--- Begin Excerpted data ---

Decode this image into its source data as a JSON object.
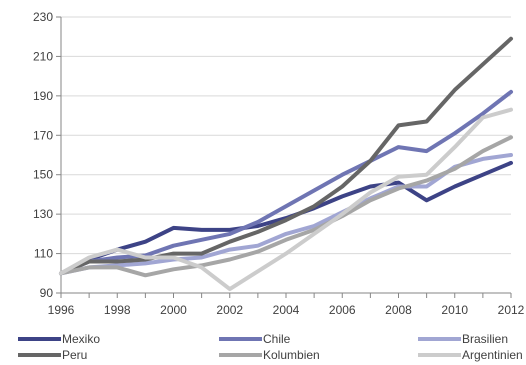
{
  "chart_data": {
    "type": "line",
    "title": "",
    "xlabel": "",
    "ylabel": "",
    "x": [
      1996,
      1997,
      1998,
      1999,
      2000,
      2001,
      2002,
      2003,
      2004,
      2005,
      2006,
      2007,
      2008,
      2009,
      2010,
      2011,
      2012
    ],
    "xticks": [
      "1996",
      "1998",
      "2000",
      "2002",
      "2004",
      "2006",
      "2008",
      "2010",
      "2012"
    ],
    "yticks": [
      "90",
      "110",
      "130",
      "150",
      "170",
      "190",
      "210",
      "230"
    ],
    "xlim": [
      1996,
      2012
    ],
    "ylim": [
      90,
      230
    ],
    "grid": true,
    "legend_position": "bottom",
    "series": [
      {
        "name": "Mexiko",
        "color": "#3d4386",
        "values": [
          100,
          107,
          112,
          116,
          123,
          122,
          122,
          124,
          128,
          133,
          139,
          144,
          146,
          137,
          144,
          150,
          156
        ]
      },
      {
        "name": "Chile",
        "color": "#6f75b3",
        "values": [
          100,
          106,
          108,
          109,
          114,
          117,
          120,
          126,
          134,
          142,
          150,
          157,
          164,
          162,
          171,
          181,
          192
        ]
      },
      {
        "name": "Brasilien",
        "color": "#a1a6d3",
        "values": [
          100,
          103,
          104,
          105,
          107,
          108,
          112,
          114,
          120,
          124,
          131,
          138,
          144,
          144,
          154,
          158,
          160
        ]
      },
      {
        "name": "Peru",
        "color": "#666666",
        "values": [
          100,
          106,
          106,
          107,
          110,
          110,
          116,
          121,
          127,
          134,
          144,
          157,
          175,
          177,
          193,
          206,
          219
        ]
      },
      {
        "name": "Kolumbien",
        "color": "#a6a6a6",
        "values": [
          100,
          103,
          103,
          99,
          102,
          104,
          107,
          111,
          117,
          122,
          129,
          137,
          143,
          147,
          153,
          162,
          169
        ]
      },
      {
        "name": "Argentinien",
        "color": "#cccccc",
        "values": [
          100,
          108,
          112,
          108,
          108,
          103,
          92,
          101,
          110,
          120,
          130,
          141,
          149,
          150,
          164,
          179,
          183
        ]
      }
    ]
  }
}
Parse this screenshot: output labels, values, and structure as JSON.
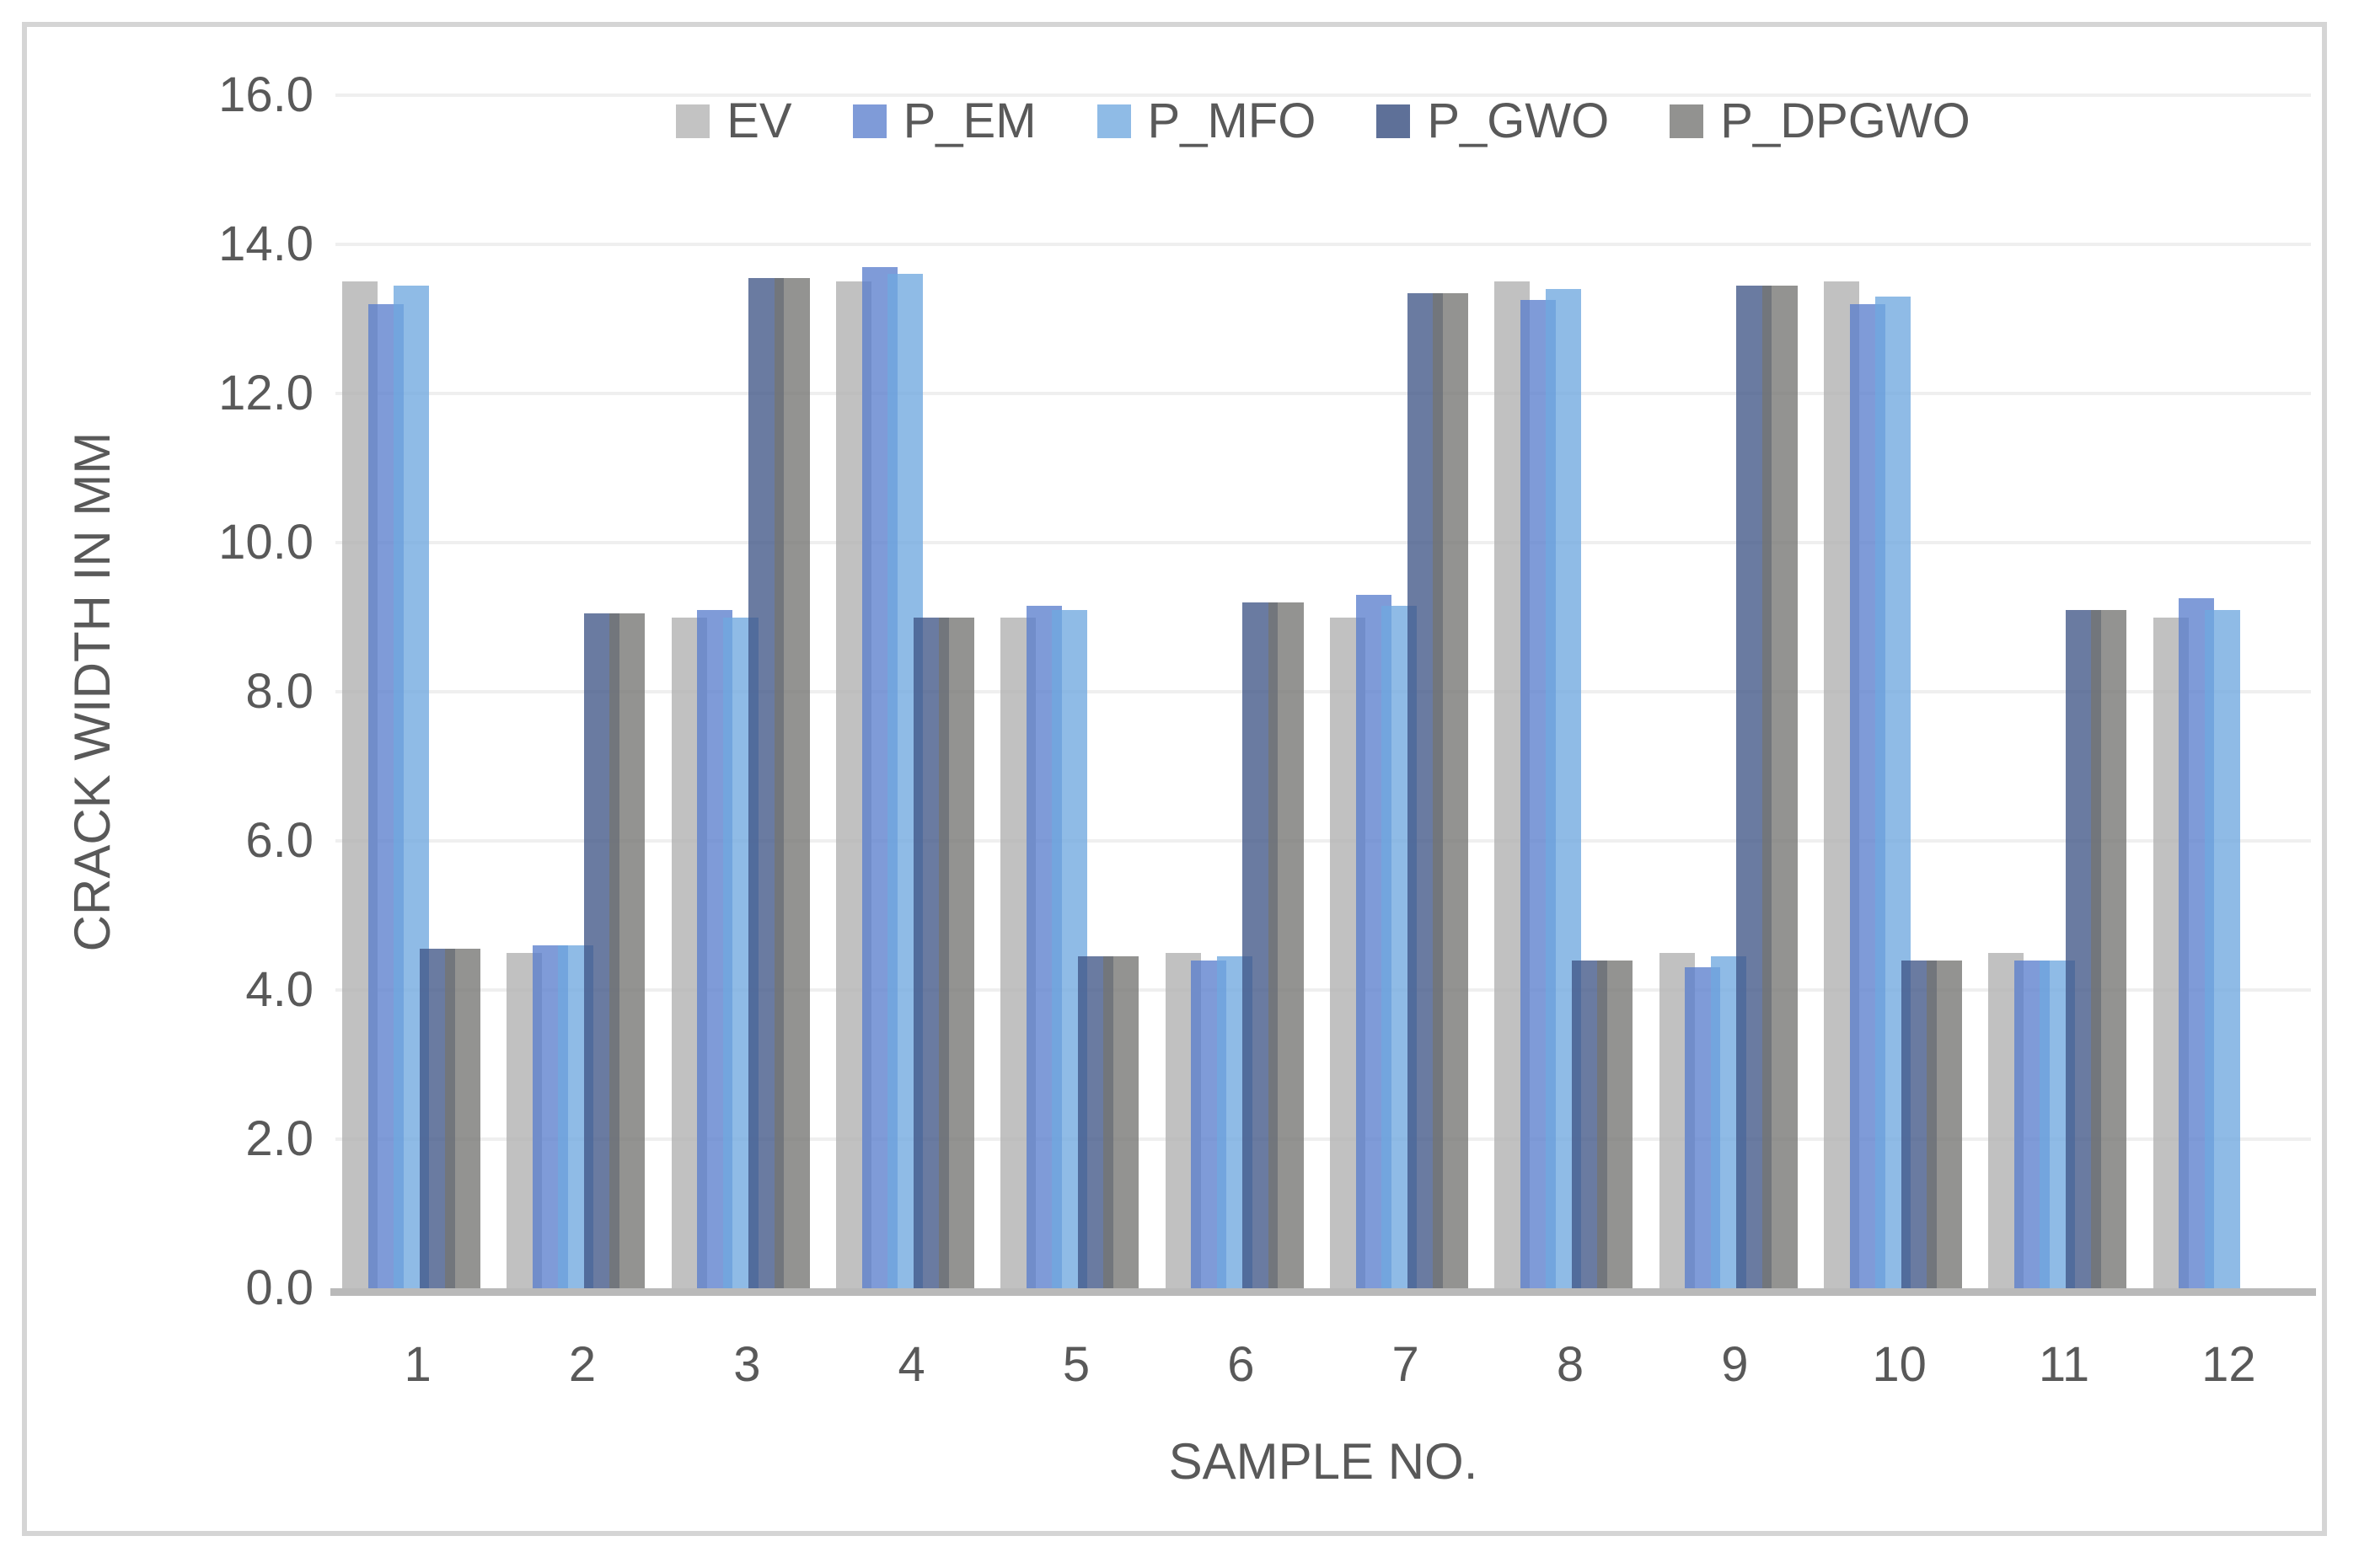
{
  "chart_data": {
    "type": "bar",
    "title": "",
    "xlabel": "SAMPLE NO.",
    "ylabel": "CRACK WIDTH IN MM",
    "categories": [
      "1",
      "2",
      "3",
      "4",
      "5",
      "6",
      "7",
      "8",
      "9",
      "10",
      "11",
      "12"
    ],
    "series": [
      {
        "name": "EV",
        "fill": "#b0b0b0",
        "legend_swatch": "#c3c3c3",
        "values": [
          13.5,
          4.5,
          9.0,
          13.5,
          9.0,
          4.5,
          9.0,
          13.5,
          4.5,
          13.5,
          4.5,
          9.0
        ]
      },
      {
        "name": "P_EM",
        "fill": "#5b7fcd",
        "legend_swatch": "#7f9bd8",
        "values": [
          13.2,
          4.6,
          9.1,
          13.7,
          9.15,
          4.4,
          9.3,
          13.25,
          4.3,
          13.2,
          4.4,
          9.25
        ]
      },
      {
        "name": "P_MFO",
        "fill": "#70a8df",
        "legend_swatch": "#8fbbe6",
        "values": [
          13.45,
          4.6,
          9.0,
          13.6,
          9.1,
          4.45,
          9.15,
          13.4,
          4.45,
          13.3,
          4.4,
          9.1
        ]
      },
      {
        "name": "P_GWO",
        "fill": "#405687",
        "legend_swatch": "#5e7098",
        "values": [
          4.55,
          9.05,
          13.55,
          9.0,
          4.45,
          9.2,
          13.35,
          4.4,
          13.45,
          4.4,
          9.1,
          0
        ]
      },
      {
        "name": "P_DPGWO",
        "fill": "#757572",
        "legend_swatch": "#929290",
        "values": [
          4.55,
          9.05,
          13.55,
          9.0,
          4.45,
          9.2,
          13.35,
          4.4,
          13.45,
          4.4,
          9.1,
          0
        ]
      }
    ],
    "bar_alpha": 0.78,
    "ylim": [
      0,
      16
    ],
    "ytick_step": 2,
    "ytick_labels": [
      "16.0",
      "14.0",
      "12.0",
      "10.0",
      "8.0",
      "6.0",
      "4.0",
      "2.0",
      "0.0"
    ],
    "grid": true,
    "legend_position": "top"
  },
  "style": {
    "text_color": "#595959",
    "gridline_color": "#efefef",
    "axis_line_color": "#b9b9b9",
    "frame_color": "#d5d5d5",
    "background": "#ffffff"
  }
}
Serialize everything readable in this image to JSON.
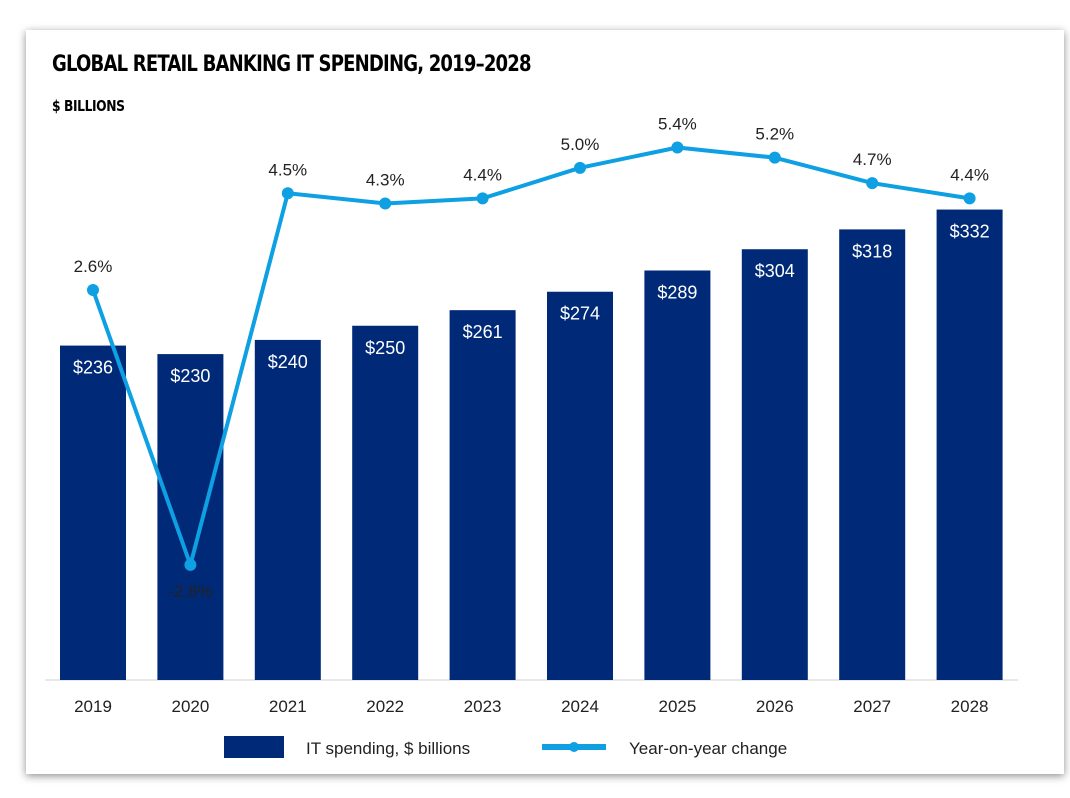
{
  "chart_data": {
    "type": "bar+line",
    "title": "GLOBAL RETAIL BANKING IT SPENDING, 2019–2028",
    "subtitle": "$ BILLIONS",
    "categories": [
      "2019",
      "2020",
      "2021",
      "2022",
      "2023",
      "2024",
      "2025",
      "2026",
      "2027",
      "2028"
    ],
    "series": [
      {
        "name": "IT spending, $ billions",
        "type": "bar",
        "values": [
          236,
          230,
          240,
          250,
          261,
          274,
          289,
          304,
          318,
          332
        ],
        "labels": [
          "$236",
          "$230",
          "$240",
          "$250",
          "$261",
          "$274",
          "$289",
          "$304",
          "$318",
          "$332"
        ],
        "color": "#002a78"
      },
      {
        "name": "Year-on-year change",
        "type": "line",
        "values": [
          2.6,
          -2.8,
          4.5,
          4.3,
          4.4,
          5.0,
          5.4,
          5.2,
          4.7,
          4.4
        ],
        "labels": [
          "2.6%",
          "-2.8%",
          "4.5%",
          "4.3%",
          "4.4%",
          "5.0%",
          "5.4%",
          "5.2%",
          "4.7%",
          "4.4%"
        ],
        "color": "#0ea0e2"
      }
    ],
    "grid": false,
    "legend": "bottom"
  }
}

--- End Excerpted data ---

* Required task
Give the entries again without a single change, but with no pictures.

* Complete answer
Decode this image into its source data as a JSON object.
{
  "chart_data": {
    "type": "line",
    "title": "",
    "xlabel": "",
    "ylabel": "",
    "x": [
      1996,
      1997,
      1998,
      1999,
      2000,
      2001,
      2002,
      2003,
      2004,
      2005,
      2006,
      2007,
      2008,
      2009,
      2010,
      2011,
      2012
    ],
    "xticks": [
      "1996",
      "1998",
      "2000",
      "2002",
      "2004",
      "2006",
      "2008",
      "2010",
      "2012"
    ],
    "yticks": [
      "90",
      "110",
      "130",
      "150",
      "170",
      "190",
      "210",
      "230"
    ],
    "xlim": [
      1996,
      2012
    ],
    "ylim": [
      90,
      230
    ],
    "grid": true,
    "legend_position": "bottom",
    "series": [
      {
        "name": "Mexiko",
        "color": "#3d4386",
        "values": [
          100,
          107,
          112,
          116,
          123,
          122,
          122,
          124,
          128,
          133,
          139,
          144,
          146,
          137,
          144,
          150,
          156
        ]
      },
      {
        "name": "Chile",
        "color": "#6f75b3",
        "values": [
          100,
          106,
          108,
          109,
          114,
          117,
          120,
          126,
          134,
          142,
          150,
          157,
          164,
          162,
          171,
          181,
          192
        ]
      },
      {
        "name": "Brasilien",
        "color": "#a1a6d3",
        "values": [
          100,
          103,
          104,
          105,
          107,
          108,
          112,
          114,
          120,
          124,
          131,
          138,
          144,
          144,
          154,
          158,
          160
        ]
      },
      {
        "name": "Peru",
        "color": "#666666",
        "values": [
          100,
          106,
          106,
          107,
          110,
          110,
          116,
          121,
          127,
          134,
          144,
          157,
          175,
          177,
          193,
          206,
          219
        ]
      },
      {
        "name": "Kolumbien",
        "color": "#a6a6a6",
        "values": [
          100,
          103,
          103,
          99,
          102,
          104,
          107,
          111,
          117,
          122,
          129,
          137,
          143,
          147,
          153,
          162,
          169
        ]
      },
      {
        "name": "Argentinien",
        "color": "#cccccc",
        "values": [
          100,
          108,
          112,
          108,
          108,
          103,
          92,
          101,
          110,
          120,
          130,
          141,
          149,
          150,
          164,
          179,
          183
        ]
      }
    ]
  }
}
Parse this screenshot: output labels, values, and structure as JSON.
{
  "chart_data": {
    "type": "bar",
    "title": "",
    "xlabel": "SAMPLE NO.",
    "ylabel": "CRACK WIDTH IN MM",
    "categories": [
      "1",
      "2",
      "3",
      "4",
      "5",
      "6",
      "7",
      "8",
      "9",
      "10",
      "11",
      "12"
    ],
    "series": [
      {
        "name": "EV",
        "fill": "#b0b0b0",
        "legend_swatch": "#c3c3c3",
        "values": [
          13.5,
          4.5,
          9.0,
          13.5,
          9.0,
          4.5,
          9.0,
          13.5,
          4.5,
          13.5,
          4.5,
          9.0
        ]
      },
      {
        "name": "P_EM",
        "fill": "#5b7fcd",
        "legend_swatch": "#7f9bd8",
        "values": [
          13.2,
          4.6,
          9.1,
          13.7,
          9.15,
          4.4,
          9.3,
          13.25,
          4.3,
          13.2,
          4.4,
          9.25
        ]
      },
      {
        "name": "P_MFO",
        "fill": "#70a8df",
        "legend_swatch": "#8fbbe6",
        "values": [
          13.45,
          4.6,
          9.0,
          13.6,
          9.1,
          4.45,
          9.15,
          13.4,
          4.45,
          13.3,
          4.4,
          9.1
        ]
      },
      {
        "name": "P_GWO",
        "fill": "#405687",
        "legend_swatch": "#5e7098",
        "values": [
          4.55,
          9.05,
          13.55,
          9.0,
          4.45,
          9.2,
          13.35,
          4.4,
          13.45,
          4.4,
          9.1,
          0
        ]
      },
      {
        "name": "P_DPGWO",
        "fill": "#757572",
        "legend_swatch": "#929290",
        "values": [
          4.55,
          9.05,
          13.55,
          9.0,
          4.45,
          9.2,
          13.35,
          4.4,
          13.45,
          4.4,
          9.1,
          0
        ]
      }
    ],
    "bar_alpha": 0.78,
    "ylim": [
      0,
      16
    ],
    "ytick_step": 2,
    "ytick_labels": [
      "16.0",
      "14.0",
      "12.0",
      "10.0",
      "8.0",
      "6.0",
      "4.0",
      "2.0",
      "0.0"
    ],
    "grid": true,
    "legend_position": "top"
  },
  "style": {
    "text_color": "#595959",
    "gridline_color": "#efefef",
    "axis_line_color": "#b9b9b9",
    "frame_color": "#d5d5d5",
    "background": "#ffffff"
  }
}
Serialize everything readable in this image to JSON.
{
  "chart_data": {
    "type": "bar+line",
    "title": "GLOBAL RETAIL BANKING IT SPENDING, 2019–2028",
    "subtitle": "$ BILLIONS",
    "categories": [
      "2019",
      "2020",
      "2021",
      "2022",
      "2023",
      "2024",
      "2025",
      "2026",
      "2027",
      "2028"
    ],
    "series": [
      {
        "name": "IT spending, $ billions",
        "type": "bar",
        "values": [
          236,
          230,
          240,
          250,
          261,
          274,
          289,
          304,
          318,
          332
        ],
        "labels": [
          "$236",
          "$230",
          "$240",
          "$250",
          "$261",
          "$274",
          "$289",
          "$304",
          "$318",
          "$332"
        ],
        "color": "#002a78"
      },
      {
        "name": "Year-on-year change",
        "type": "line",
        "values": [
          2.6,
          -2.8,
          4.5,
          4.3,
          4.4,
          5.0,
          5.4,
          5.2,
          4.7,
          4.4
        ],
        "labels": [
          "2.6%",
          "-2.8%",
          "4.5%",
          "4.3%",
          "4.4%",
          "5.0%",
          "5.4%",
          "5.2%",
          "4.7%",
          "4.4%"
        ],
        "color": "#0ea0e2"
      }
    ],
    "grid": false,
    "legend": "bottom"
  }
}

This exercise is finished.